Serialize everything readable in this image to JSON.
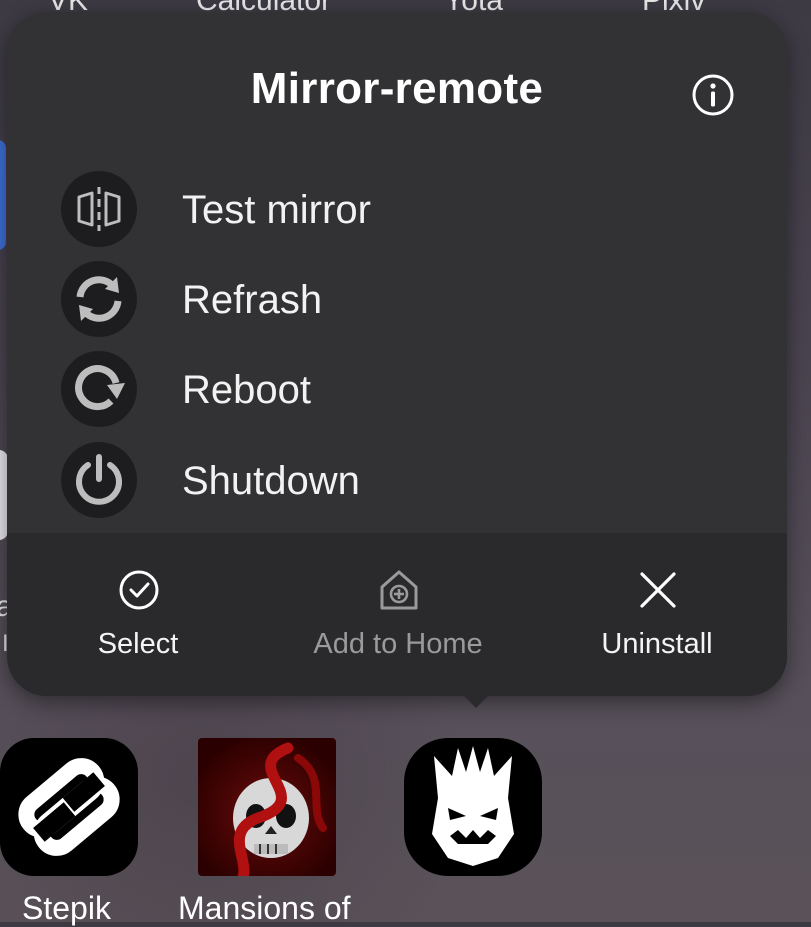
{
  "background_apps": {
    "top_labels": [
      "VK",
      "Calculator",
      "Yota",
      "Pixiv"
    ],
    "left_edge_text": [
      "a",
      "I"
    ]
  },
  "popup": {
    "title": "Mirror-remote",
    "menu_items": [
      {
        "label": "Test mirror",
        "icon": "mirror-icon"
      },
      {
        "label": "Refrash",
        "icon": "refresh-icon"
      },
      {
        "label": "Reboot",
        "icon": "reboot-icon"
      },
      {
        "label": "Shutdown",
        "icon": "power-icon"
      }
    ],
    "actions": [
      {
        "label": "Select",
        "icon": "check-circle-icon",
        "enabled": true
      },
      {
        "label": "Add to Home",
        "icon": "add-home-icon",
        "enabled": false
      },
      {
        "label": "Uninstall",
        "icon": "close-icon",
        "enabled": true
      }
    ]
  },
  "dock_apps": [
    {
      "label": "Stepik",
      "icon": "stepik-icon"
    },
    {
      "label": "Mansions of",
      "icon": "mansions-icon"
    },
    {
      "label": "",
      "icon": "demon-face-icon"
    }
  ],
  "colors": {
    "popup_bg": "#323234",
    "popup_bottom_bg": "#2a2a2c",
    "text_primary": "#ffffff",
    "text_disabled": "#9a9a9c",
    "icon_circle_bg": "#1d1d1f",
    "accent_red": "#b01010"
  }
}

====

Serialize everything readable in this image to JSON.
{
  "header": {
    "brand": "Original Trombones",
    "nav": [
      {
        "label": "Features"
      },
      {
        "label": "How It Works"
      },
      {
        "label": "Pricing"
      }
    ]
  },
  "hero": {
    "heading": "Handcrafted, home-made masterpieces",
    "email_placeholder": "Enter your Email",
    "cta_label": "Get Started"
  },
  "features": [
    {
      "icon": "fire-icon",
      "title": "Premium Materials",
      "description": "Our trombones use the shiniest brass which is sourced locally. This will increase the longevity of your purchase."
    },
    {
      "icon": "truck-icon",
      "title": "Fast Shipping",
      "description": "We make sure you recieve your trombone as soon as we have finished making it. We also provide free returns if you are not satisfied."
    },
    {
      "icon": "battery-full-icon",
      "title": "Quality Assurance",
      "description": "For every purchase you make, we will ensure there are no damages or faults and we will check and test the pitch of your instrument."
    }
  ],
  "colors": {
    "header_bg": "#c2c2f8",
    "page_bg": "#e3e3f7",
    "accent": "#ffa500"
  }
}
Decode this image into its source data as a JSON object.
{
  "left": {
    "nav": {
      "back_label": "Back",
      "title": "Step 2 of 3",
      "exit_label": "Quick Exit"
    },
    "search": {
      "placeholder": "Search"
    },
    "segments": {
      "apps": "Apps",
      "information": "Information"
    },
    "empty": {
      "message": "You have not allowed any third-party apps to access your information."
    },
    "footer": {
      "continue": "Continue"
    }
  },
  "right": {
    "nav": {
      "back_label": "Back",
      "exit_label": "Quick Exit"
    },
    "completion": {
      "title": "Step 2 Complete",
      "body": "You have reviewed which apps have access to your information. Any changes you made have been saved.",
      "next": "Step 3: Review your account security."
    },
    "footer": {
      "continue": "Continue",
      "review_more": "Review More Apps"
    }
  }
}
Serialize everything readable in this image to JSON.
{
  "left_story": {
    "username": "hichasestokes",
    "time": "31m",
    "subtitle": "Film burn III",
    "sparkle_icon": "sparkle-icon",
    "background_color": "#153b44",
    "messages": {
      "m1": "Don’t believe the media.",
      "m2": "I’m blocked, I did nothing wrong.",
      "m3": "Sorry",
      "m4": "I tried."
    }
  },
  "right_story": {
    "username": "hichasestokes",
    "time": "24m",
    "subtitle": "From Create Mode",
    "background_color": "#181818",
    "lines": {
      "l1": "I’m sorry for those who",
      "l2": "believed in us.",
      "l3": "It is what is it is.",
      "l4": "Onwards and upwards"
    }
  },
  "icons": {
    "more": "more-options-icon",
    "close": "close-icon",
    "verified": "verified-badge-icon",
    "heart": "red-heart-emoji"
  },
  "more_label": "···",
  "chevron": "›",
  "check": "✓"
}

====

### JOB
Consider the entries above and return each line with the string "information".

### SOLUTION
      "information": "Information"
      "message": "You have not allowed any third-party apps to access your information."
      "body": "You have reviewed which apps have access to your information. Any changes you made have been saved.",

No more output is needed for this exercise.